*Exercise task*: From the entries provided below, copy each line that contains the word "жилья".

***** Provided data

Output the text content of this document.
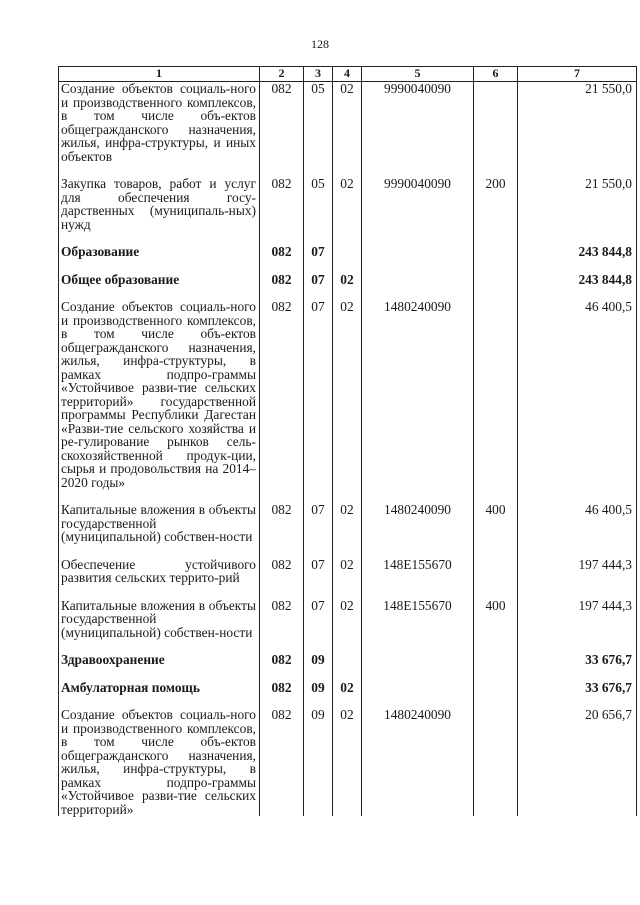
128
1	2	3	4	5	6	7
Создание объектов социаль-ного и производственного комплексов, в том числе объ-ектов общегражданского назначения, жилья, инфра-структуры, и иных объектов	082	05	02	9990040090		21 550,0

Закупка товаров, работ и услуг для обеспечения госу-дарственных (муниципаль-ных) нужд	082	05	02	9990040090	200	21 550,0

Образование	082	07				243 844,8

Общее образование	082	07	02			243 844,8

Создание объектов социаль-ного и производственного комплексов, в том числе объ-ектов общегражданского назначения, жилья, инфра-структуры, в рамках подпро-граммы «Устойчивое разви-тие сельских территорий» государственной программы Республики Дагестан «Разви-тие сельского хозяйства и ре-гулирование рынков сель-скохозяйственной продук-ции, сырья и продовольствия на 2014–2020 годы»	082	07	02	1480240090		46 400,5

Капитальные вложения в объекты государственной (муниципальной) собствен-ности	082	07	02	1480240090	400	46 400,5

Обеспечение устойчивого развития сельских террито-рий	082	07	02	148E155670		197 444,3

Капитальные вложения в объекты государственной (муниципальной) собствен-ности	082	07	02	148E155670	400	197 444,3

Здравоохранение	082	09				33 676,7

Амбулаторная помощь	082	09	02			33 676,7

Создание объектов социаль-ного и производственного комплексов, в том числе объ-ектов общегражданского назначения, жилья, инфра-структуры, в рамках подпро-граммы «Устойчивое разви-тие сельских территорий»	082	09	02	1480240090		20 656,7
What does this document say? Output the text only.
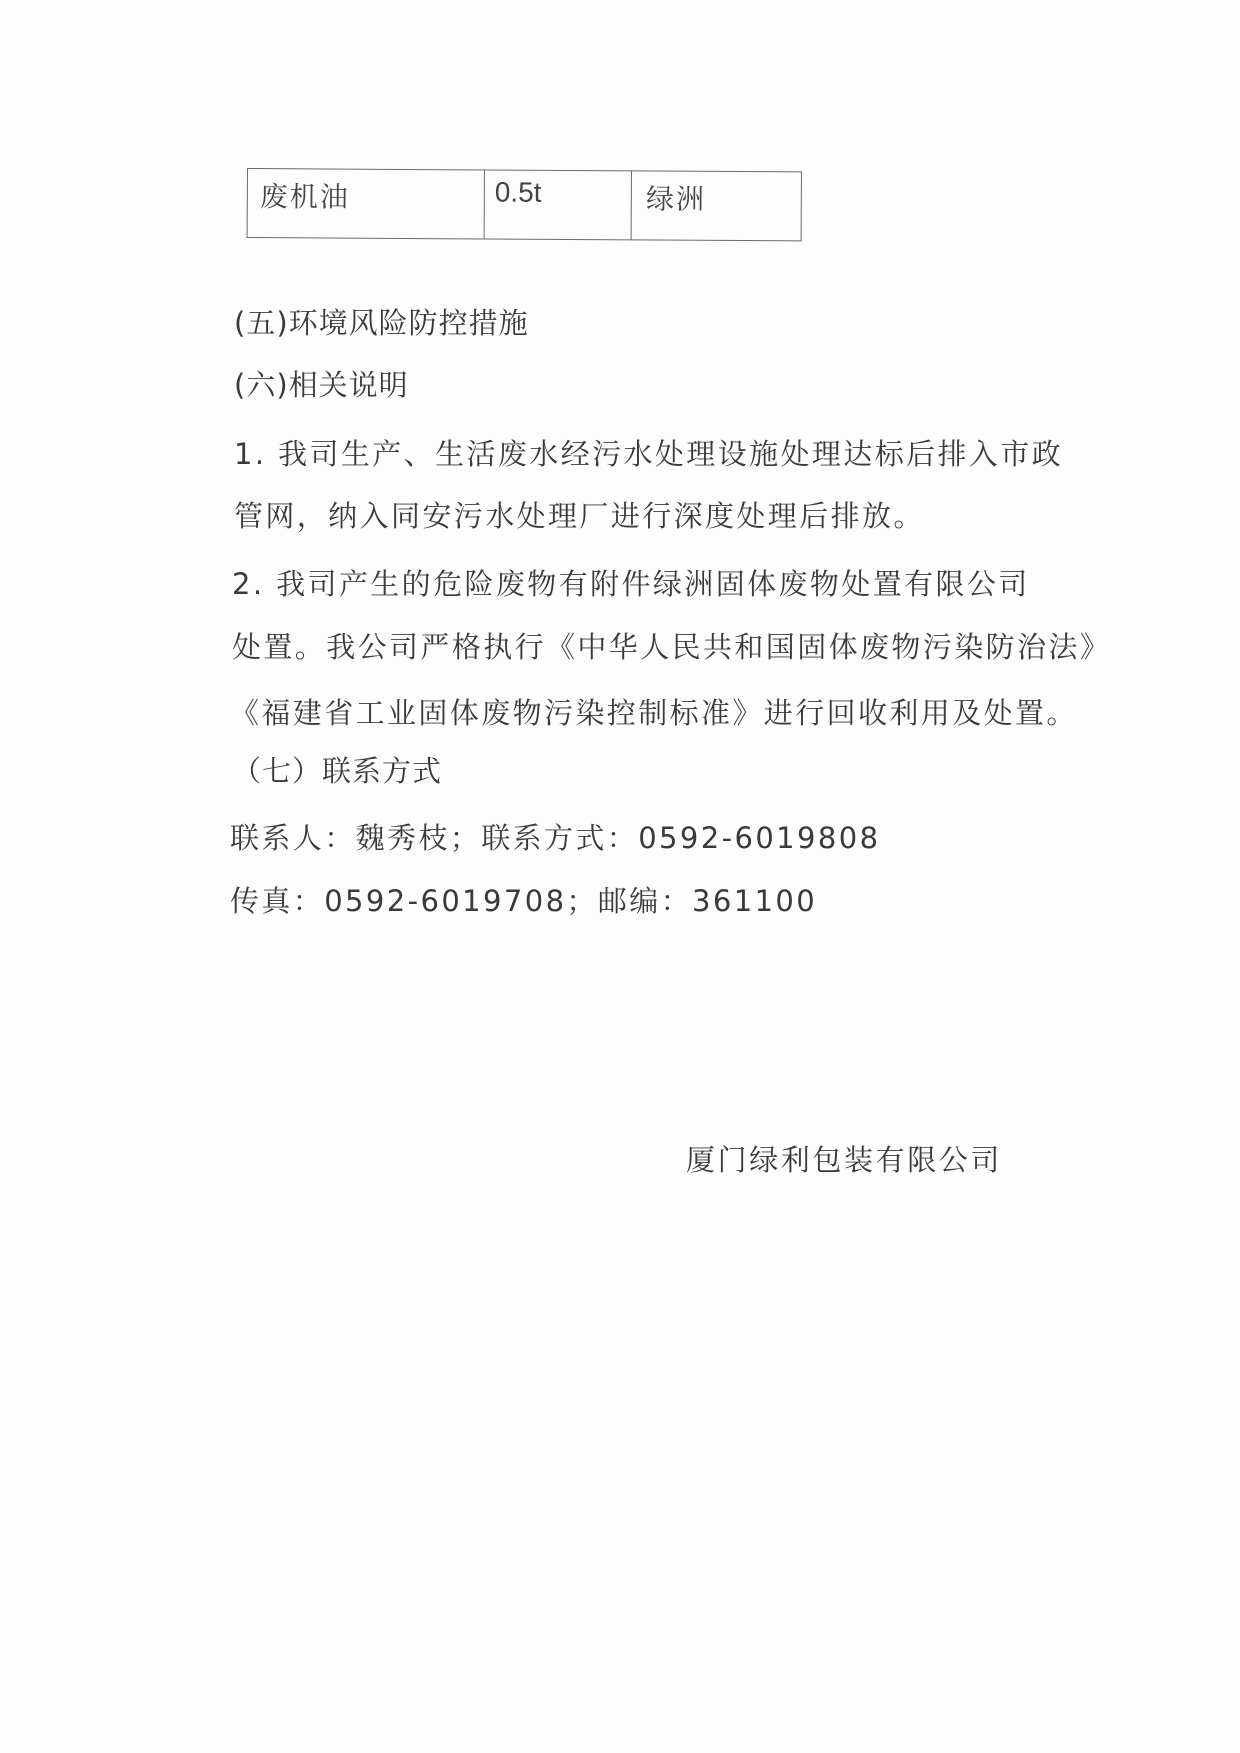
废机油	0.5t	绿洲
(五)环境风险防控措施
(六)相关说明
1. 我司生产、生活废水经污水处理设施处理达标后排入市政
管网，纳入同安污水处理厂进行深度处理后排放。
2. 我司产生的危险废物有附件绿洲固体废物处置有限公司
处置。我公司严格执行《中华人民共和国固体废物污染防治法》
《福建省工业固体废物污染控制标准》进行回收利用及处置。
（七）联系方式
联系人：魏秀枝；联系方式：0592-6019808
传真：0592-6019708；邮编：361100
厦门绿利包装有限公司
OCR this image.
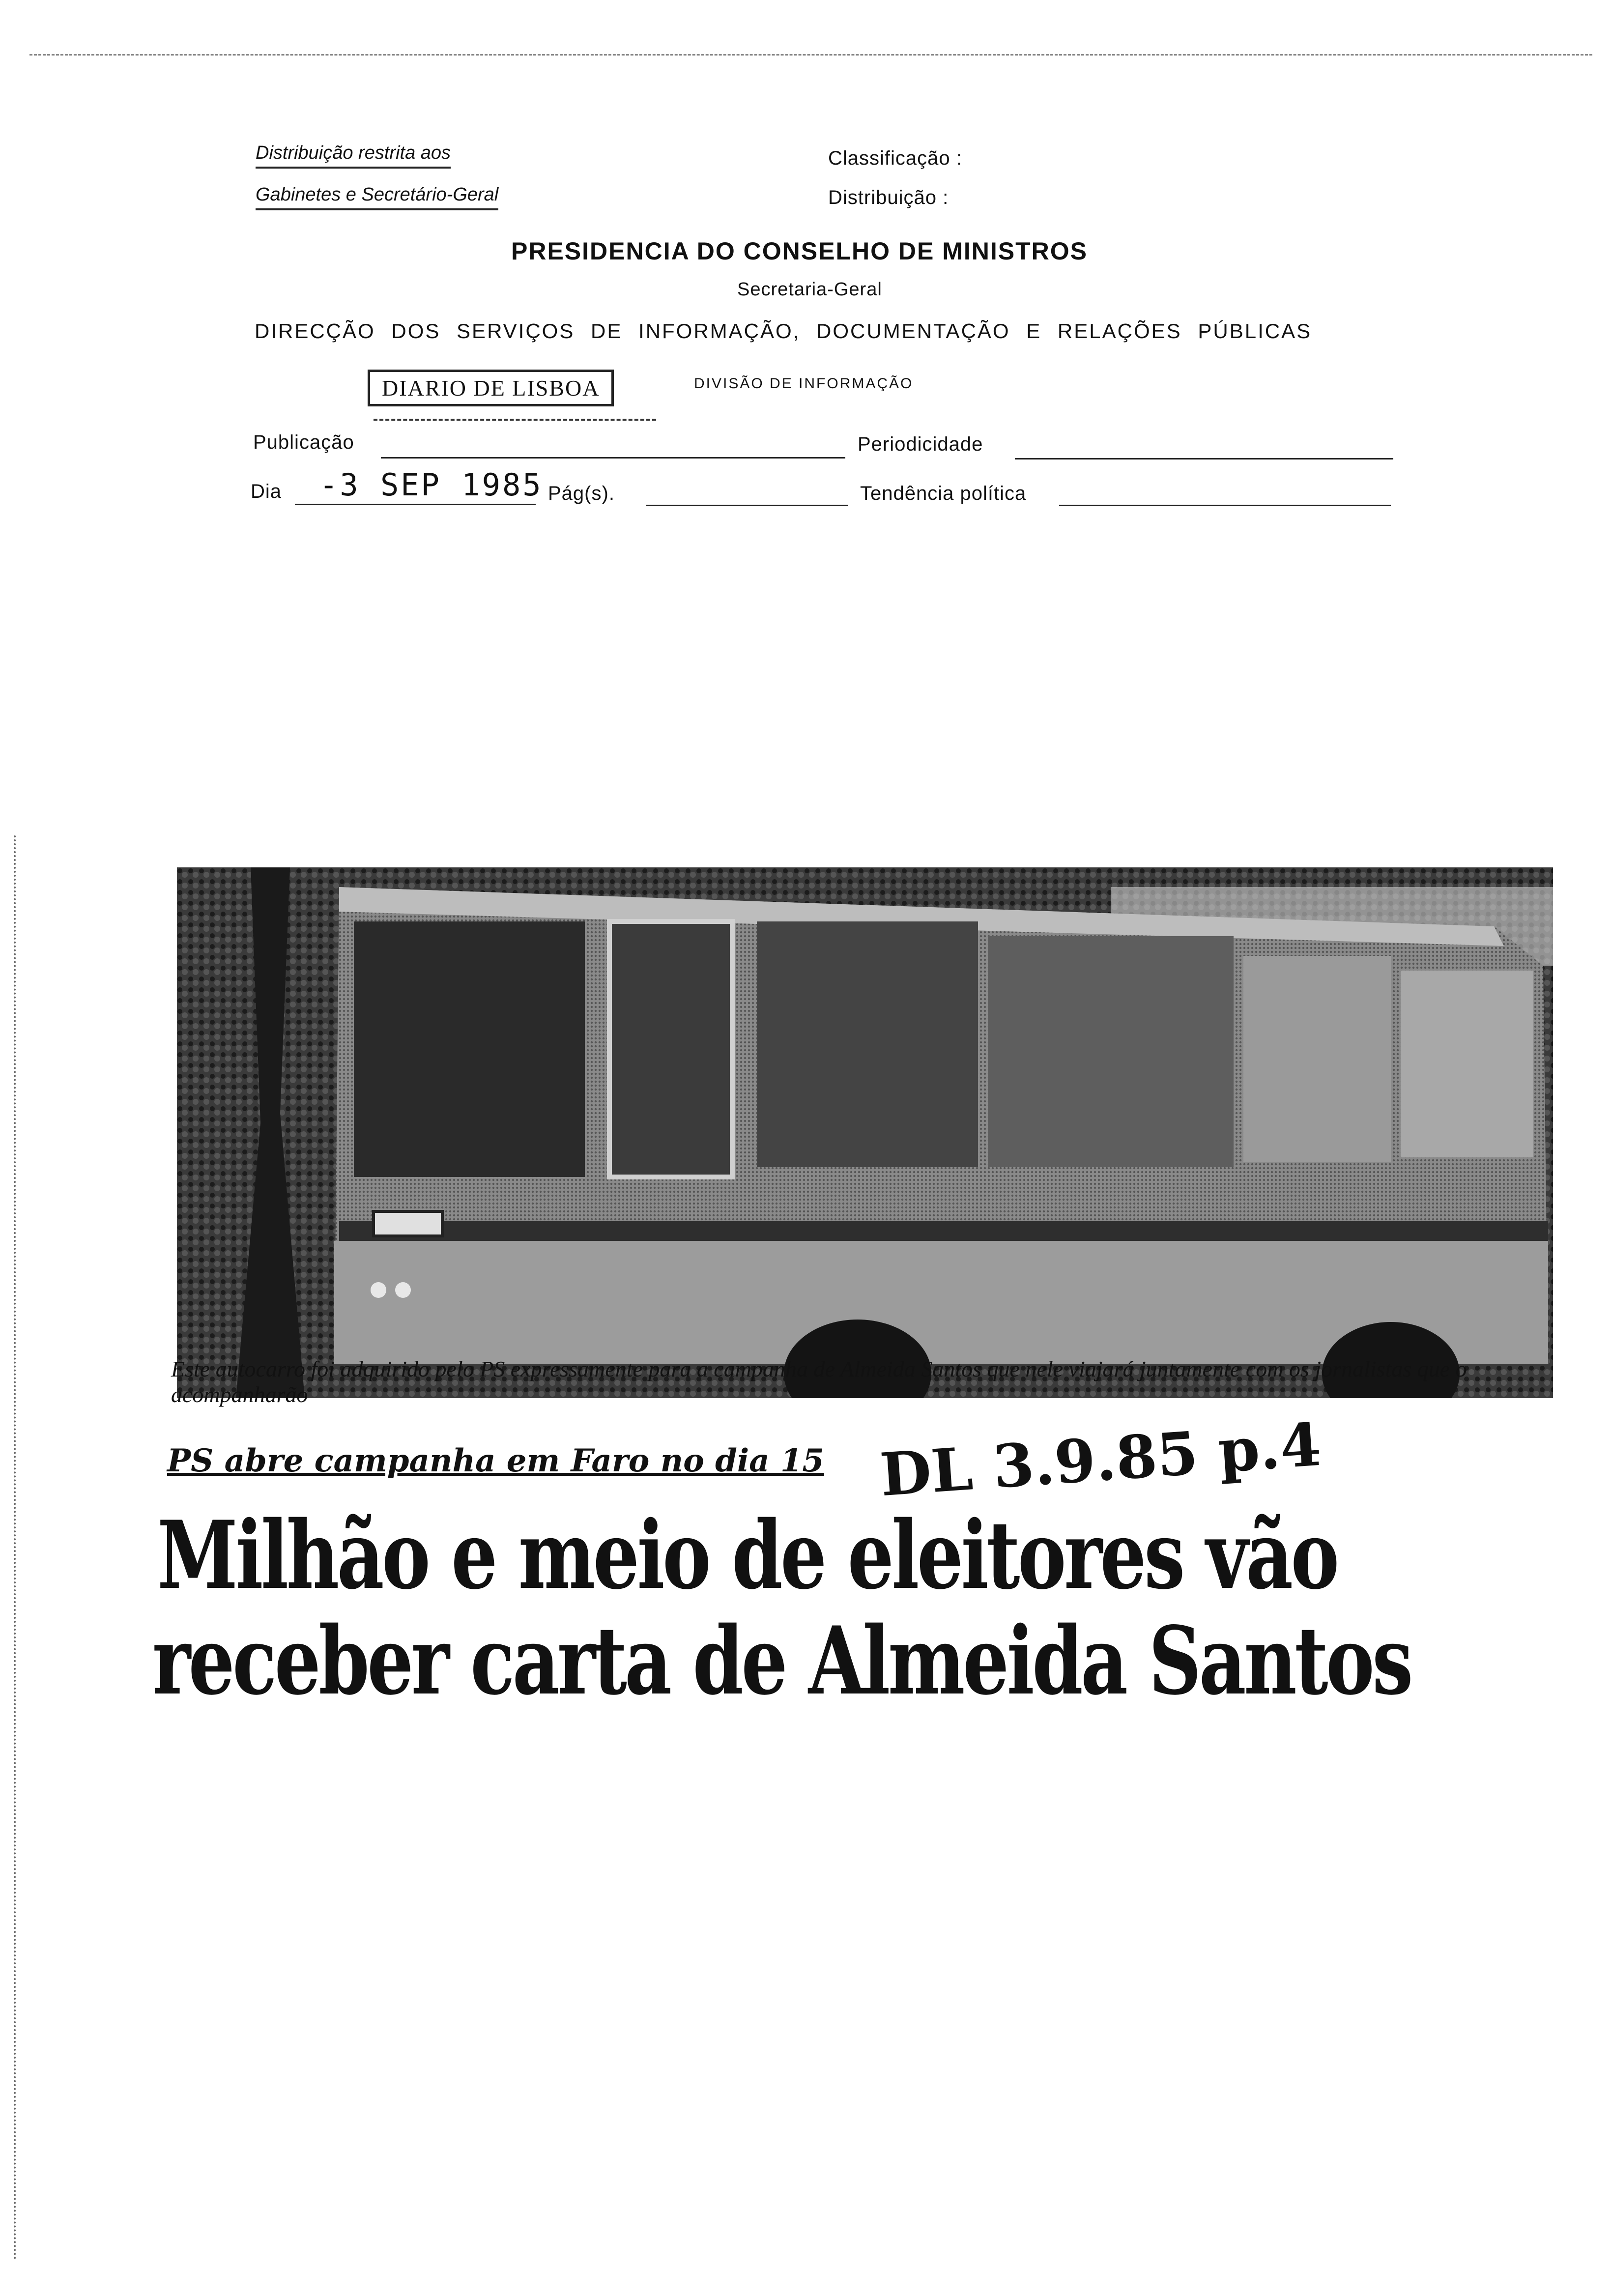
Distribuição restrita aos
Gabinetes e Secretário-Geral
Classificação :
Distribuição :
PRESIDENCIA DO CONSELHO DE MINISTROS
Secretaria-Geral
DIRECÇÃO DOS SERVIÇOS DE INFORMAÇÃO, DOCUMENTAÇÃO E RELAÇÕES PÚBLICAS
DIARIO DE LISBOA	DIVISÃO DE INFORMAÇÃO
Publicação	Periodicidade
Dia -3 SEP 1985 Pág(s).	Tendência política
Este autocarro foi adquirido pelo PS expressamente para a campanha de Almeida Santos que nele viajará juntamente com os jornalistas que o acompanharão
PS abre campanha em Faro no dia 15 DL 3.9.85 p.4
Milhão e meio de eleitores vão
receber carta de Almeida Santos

**********

*Solved problem*:
Создание объектов социаль-ного и производственного комплексов, в том числе объ-ектов общегражданского назначения, жилья, инфра-структуры, и иных объектов	082	05	02	9990040090		21 550,0
Создание объектов социаль-ного и производственного комплексов, в том числе объ-ектов общегражданского назначения, жилья, инфра-структуры, в рамках подпро-граммы «Устойчивое разви-тие сельских территорий» государственной программы Республики Дагестан «Разви-тие сельского хозяйства и ре-гулирование рынков сель-скохозяйственной продук-ции, сырья и продовольствия на 2014–2020 годы»	082	07	02	1480240090		46 400,5
Создание объектов социаль-ного и производственного комплексов, в том числе объ-ектов общегражданского назначения, жилья, инфра-структуры, в рамках подпро-граммы «Устойчивое разви-тие сельских территорий»	082	09	02	1480240090		20 656,7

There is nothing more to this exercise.